▶ _Set task_
Each entry below is to be duplicated verbatim.

▶ _Input data_
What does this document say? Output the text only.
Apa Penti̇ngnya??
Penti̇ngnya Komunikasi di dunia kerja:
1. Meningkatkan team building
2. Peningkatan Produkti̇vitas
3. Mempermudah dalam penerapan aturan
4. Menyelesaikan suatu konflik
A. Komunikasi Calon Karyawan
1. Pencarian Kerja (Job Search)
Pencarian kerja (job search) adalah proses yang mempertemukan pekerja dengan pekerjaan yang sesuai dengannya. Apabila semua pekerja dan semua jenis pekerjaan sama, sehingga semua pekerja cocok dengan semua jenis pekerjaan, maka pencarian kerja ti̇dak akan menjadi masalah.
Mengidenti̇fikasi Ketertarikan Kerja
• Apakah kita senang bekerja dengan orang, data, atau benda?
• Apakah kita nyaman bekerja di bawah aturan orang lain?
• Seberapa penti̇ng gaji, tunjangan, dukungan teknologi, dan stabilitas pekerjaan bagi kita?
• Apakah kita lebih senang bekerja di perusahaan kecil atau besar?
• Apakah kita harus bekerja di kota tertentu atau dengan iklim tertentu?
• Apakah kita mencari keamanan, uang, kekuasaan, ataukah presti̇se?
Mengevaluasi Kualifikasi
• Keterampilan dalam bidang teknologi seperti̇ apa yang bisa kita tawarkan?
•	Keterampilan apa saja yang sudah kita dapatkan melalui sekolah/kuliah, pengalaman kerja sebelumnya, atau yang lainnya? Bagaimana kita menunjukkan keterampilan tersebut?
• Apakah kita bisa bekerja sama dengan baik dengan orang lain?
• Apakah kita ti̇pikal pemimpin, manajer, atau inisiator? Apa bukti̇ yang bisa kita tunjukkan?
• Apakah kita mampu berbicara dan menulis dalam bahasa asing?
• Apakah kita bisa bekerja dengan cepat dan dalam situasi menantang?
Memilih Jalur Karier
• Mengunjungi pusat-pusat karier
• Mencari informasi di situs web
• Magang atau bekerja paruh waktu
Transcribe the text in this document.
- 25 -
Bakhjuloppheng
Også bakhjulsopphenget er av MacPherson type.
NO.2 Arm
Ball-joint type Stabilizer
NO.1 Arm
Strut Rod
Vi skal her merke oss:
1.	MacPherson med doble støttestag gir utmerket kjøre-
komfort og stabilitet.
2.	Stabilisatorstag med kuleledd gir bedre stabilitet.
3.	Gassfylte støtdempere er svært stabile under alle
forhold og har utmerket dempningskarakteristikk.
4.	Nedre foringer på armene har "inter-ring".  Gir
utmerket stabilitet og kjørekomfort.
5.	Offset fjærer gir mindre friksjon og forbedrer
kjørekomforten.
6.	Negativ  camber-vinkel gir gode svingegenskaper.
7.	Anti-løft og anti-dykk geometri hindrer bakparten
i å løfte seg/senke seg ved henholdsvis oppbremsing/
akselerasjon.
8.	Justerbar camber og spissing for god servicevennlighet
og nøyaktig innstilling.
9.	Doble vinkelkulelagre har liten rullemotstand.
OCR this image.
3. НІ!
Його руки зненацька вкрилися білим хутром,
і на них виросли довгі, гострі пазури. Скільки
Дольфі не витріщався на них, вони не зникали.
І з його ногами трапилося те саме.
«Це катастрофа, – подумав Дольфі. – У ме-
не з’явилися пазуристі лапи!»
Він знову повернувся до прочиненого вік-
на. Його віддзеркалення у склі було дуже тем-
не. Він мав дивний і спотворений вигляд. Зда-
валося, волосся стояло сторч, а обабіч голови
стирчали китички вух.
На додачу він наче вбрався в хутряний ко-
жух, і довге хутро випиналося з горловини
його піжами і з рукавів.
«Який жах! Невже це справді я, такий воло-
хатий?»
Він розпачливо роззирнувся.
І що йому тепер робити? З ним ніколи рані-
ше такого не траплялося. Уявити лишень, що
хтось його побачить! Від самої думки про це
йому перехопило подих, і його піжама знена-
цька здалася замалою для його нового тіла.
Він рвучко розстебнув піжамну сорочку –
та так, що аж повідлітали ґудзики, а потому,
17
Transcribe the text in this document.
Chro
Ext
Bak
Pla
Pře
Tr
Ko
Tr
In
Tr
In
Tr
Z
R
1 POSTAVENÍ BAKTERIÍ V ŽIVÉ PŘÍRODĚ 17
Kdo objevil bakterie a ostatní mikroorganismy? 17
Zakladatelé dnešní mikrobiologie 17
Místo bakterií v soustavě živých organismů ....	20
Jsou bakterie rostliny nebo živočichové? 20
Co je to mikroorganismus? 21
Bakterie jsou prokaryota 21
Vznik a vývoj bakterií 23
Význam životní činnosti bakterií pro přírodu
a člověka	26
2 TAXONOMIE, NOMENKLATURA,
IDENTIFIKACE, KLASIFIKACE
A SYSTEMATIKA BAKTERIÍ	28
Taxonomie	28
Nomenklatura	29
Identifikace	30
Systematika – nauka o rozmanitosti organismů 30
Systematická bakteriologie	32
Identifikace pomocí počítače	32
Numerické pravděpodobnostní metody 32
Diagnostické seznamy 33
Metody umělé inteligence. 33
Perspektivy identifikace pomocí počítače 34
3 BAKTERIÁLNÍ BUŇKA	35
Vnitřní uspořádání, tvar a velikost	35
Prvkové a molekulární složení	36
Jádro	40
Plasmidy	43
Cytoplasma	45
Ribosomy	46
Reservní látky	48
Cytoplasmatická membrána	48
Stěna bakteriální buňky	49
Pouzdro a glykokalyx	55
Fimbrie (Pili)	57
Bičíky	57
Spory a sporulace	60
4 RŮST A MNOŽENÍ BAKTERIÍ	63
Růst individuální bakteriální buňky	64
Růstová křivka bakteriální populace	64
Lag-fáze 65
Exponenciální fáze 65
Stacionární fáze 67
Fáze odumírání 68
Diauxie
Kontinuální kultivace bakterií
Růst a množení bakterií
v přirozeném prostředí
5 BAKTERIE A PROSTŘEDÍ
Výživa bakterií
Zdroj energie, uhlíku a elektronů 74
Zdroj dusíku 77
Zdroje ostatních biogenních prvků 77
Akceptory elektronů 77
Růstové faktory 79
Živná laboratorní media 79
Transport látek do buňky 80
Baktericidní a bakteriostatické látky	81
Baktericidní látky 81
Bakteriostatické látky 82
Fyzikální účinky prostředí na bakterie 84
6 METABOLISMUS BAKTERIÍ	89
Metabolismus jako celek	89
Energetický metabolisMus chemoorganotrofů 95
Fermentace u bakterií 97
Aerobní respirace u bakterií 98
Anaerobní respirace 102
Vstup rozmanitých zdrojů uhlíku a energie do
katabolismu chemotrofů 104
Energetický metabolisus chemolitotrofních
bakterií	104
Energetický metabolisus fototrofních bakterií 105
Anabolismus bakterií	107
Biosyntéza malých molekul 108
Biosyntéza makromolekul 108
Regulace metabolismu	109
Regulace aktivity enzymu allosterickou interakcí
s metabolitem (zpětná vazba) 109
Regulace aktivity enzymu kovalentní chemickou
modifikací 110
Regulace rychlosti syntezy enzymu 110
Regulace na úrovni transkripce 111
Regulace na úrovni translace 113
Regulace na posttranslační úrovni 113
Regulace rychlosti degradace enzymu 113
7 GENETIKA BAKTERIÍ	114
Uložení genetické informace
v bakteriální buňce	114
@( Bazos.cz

▶ _Expected output_
What does this document say? Output the text only.
Apa Penti̇ngnya??
Penti̇ngnya Komunikasi di dunia kerja:
1. Meningkatkan team building
2. Peningkatan Produkti̇vitas
3. Mempermudah dalam penerapan aturan
4. Menyelesaikan suatu konflik
A. Komunikasi Calon Karyawan
1. Pencarian Kerja (Job Search)
Pencarian kerja (job search) adalah proses yang mempertemukan pekerja dengan pekerjaan yang sesuai dengannya. Apabila semua pekerja dan semua jenis pekerjaan sama, sehingga semua pekerja cocok dengan semua jenis pekerjaan, maka pencarian kerja ti̇dak akan menjadi masalah.
Mengidenti̇fikasi Ketertarikan Kerja
• Apakah kita senang bekerja dengan orang, data, atau benda?
• Apakah kita nyaman bekerja di bawah aturan orang lain?
• Seberapa penti̇ng gaji, tunjangan, dukungan teknologi, dan stabilitas pekerjaan bagi kita?
• Apakah kita lebih senang bekerja di perusahaan kecil atau besar?
• Apakah kita harus bekerja di kota tertentu atau dengan iklim tertentu?
• Apakah kita mencari keamanan, uang, kekuasaan, ataukah presti̇se?
Mengevaluasi Kualifikasi
• Keterampilan dalam bidang teknologi seperti̇ apa yang bisa kita tawarkan?
•	Keterampilan apa saja yang sudah kita dapatkan melalui sekolah/kuliah, pengalaman kerja sebelumnya, atau yang lainnya? Bagaimana kita menunjukkan keterampilan tersebut?
• Apakah kita bisa bekerja sama dengan baik dengan orang lain?
• Apakah kita ti̇pikal pemimpin, manajer, atau inisiator? Apa bukti̇ yang bisa kita tunjukkan?
• Apakah kita mampu berbicara dan menulis dalam bahasa asing?
• Apakah kita bisa bekerja dengan cepat dan dalam situasi menantang?
Memilih Jalur Karier
• Mengunjungi pusat-pusat karier
• Mencari informasi di situs web
• Magang atau bekerja paruh waktu
Transcribe the text in this document.
- 25 -
Bakhjuloppheng
Også bakhjulsopphenget er av MacPherson type.
NO.2 Arm
Ball-joint type Stabilizer
NO.1 Arm
Strut Rod
Vi skal her merke oss:
1.	MacPherson med doble støttestag gir utmerket kjøre-
komfort og stabilitet.
2.	Stabilisatorstag med kuleledd gir bedre stabilitet.
3.	Gassfylte støtdempere er svært stabile under alle
forhold og har utmerket dempningskarakteristikk.
4.	Nedre foringer på armene har "inter-ring".  Gir
utmerket stabilitet og kjørekomfort.
5.	Offset fjærer gir mindre friksjon og forbedrer
kjørekomforten.
6.	Negativ  camber-vinkel gir gode svingegenskaper.
7.	Anti-løft og anti-dykk geometri hindrer bakparten
i å løfte seg/senke seg ved henholdsvis oppbremsing/
akselerasjon.
8.	Justerbar camber og spissing for god servicevennlighet
og nøyaktig innstilling.
9.	Doble vinkelkulelagre har liten rullemotstand.
OCR this image.
3. НІ!
Його руки зненацька вкрилися білим хутром,
і на них виросли довгі, гострі пазури. Скільки
Дольфі не витріщався на них, вони не зникали.
І з його ногами трапилося те саме.
«Це катастрофа, – подумав Дольфі. – У ме-
не з’явилися пазуристі лапи!»
Він знову повернувся до прочиненого вік-
на. Його віддзеркалення у склі було дуже тем-
не. Він мав дивний і спотворений вигляд. Зда-
валося, волосся стояло сторч, а обабіч голови
стирчали китички вух.
На додачу він наче вбрався в хутряний ко-
жух, і довге хутро випиналося з горловини
його піжами і з рукавів.
«Який жах! Невже це справді я, такий воло-
хатий?»
Він розпачливо роззирнувся.
І що йому тепер робити? З ним ніколи рані-
ше такого не траплялося. Уявити лишень, що
хтось його побачить! Від самої думки про це
йому перехопило подих, і його піжама знена-
цька здалася замалою для його нового тіла.
Він рвучко розстебнув піжамну сорочку –
та так, що аж повідлітали ґудзики, а потому,
17
Transcribe the text in this document.
Chro
Ext
Bak
Pla
Pře
Tr
Ko
Tr
In
Tr
In
Tr
Z
R
1 POSTAVENÍ BAKTERIÍ V ŽIVÉ PŘÍRODĚ 17
Kdo objevil bakterie a ostatní mikroorganismy? 17
Zakladatelé dnešní mikrobiologie 17
Místo bakterií v soustavě živých organismů ....	20
Jsou bakterie rostliny nebo živočichové? 20
Co je to mikroorganismus? 21
Bakterie jsou prokaryota 21
Vznik a vývoj bakterií 23
Význam životní činnosti bakterií pro přírodu
a člověka	26
2 TAXONOMIE, NOMENKLATURA,
IDENTIFIKACE, KLASIFIKACE
A SYSTEMATIKA BAKTERIÍ	28
Taxonomie	28
Nomenklatura	29
Identifikace	30
Systematika – nauka o rozmanitosti organismů 30
Systematická bakteriologie	32
Identifikace pomocí počítače	32
Numerické pravděpodobnostní metody 32
Diagnostické seznamy 33
Metody umělé inteligence. 33
Perspektivy identifikace pomocí počítače 34
3 BAKTERIÁLNÍ BUŇKA	35
Vnitřní uspořádání, tvar a velikost	35
Prvkové a molekulární složení	36
Jádro	40
Plasmidy	43
Cytoplasma	45
Ribosomy	46
Reservní látky	48
Cytoplasmatická membrána	48
Stěna bakteriální buňky	49
Pouzdro a glykokalyx	55
Fimbrie (Pili)	57
Bičíky	57
Spory a sporulace	60
4 RŮST A MNOŽENÍ BAKTERIÍ	63
Růst individuální bakteriální buňky	64
Růstová křivka bakteriální populace	64
Lag-fáze 65
Exponenciální fáze 65
Stacionární fáze 67
Fáze odumírání 68
Diauxie
Kontinuální kultivace bakterií
Růst a množení bakterií
v přirozeném prostředí
5 BAKTERIE A PROSTŘEDÍ
Výživa bakterií
Zdroj energie, uhlíku a elektronů 74
Zdroj dusíku 77
Zdroje ostatních biogenních prvků 77
Akceptory elektronů 77
Růstové faktory 79
Živná laboratorní media 79
Transport látek do buňky 80
Baktericidní a bakteriostatické látky	81
Baktericidní látky 81
Bakteriostatické látky 82
Fyzikální účinky prostředí na bakterie 84
6 METABOLISMUS BAKTERIÍ	89
Metabolismus jako celek	89
Energetický metabolisMus chemoorganotrofů 95
Fermentace u bakterií 97
Aerobní respirace u bakterií 98
Anaerobní respirace 102
Vstup rozmanitých zdrojů uhlíku a energie do
katabolismu chemotrofů 104
Energetický metabolisus chemolitotrofních
bakterií	104
Energetický metabolisus fototrofních bakterií 105
Anabolismus bakterií	107
Biosyntéza malých molekul 108
Biosyntéza makromolekul 108
Regulace metabolismu	109
Regulace aktivity enzymu allosterickou interakcí
s metabolitem (zpětná vazba) 109
Regulace aktivity enzymu kovalentní chemickou
modifikací 110
Regulace rychlosti syntezy enzymu 110
Regulace na úrovni transkripce 111
Regulace na úrovni translace 113
Regulace na posttranslační úrovni 113
Regulace rychlosti degradace enzymu 113
7 GENETIKA BAKTERIÍ	114
Uložení genetické informace
v bakteriální buňce	114
@( Bazos.cz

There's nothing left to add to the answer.